[Stored data entries]
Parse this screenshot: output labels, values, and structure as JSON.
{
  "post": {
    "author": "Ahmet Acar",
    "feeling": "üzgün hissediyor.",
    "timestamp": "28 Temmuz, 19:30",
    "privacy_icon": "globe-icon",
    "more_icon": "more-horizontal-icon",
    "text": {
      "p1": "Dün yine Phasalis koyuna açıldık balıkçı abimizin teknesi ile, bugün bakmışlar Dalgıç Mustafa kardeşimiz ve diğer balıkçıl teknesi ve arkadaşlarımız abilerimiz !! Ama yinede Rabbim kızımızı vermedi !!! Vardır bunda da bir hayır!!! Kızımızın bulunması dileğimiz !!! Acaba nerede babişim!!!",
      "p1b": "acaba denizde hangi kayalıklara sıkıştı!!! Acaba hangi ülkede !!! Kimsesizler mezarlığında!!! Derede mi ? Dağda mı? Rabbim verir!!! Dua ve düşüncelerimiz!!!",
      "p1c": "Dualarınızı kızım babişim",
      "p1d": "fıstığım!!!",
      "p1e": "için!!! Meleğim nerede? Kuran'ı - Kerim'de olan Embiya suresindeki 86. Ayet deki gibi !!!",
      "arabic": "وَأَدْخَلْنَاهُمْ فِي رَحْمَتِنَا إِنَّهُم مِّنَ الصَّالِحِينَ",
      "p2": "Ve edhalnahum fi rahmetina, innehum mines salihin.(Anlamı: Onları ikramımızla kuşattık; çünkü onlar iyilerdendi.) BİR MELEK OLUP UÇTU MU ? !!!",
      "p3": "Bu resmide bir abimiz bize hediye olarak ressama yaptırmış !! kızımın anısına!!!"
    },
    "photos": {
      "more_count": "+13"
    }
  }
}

## Instructions for the task
Gather each line of the listing that holds the string "icon".

## Response to this task
    "privacy_icon": "globe-icon",
    "more_icon": "more-horizontal-icon",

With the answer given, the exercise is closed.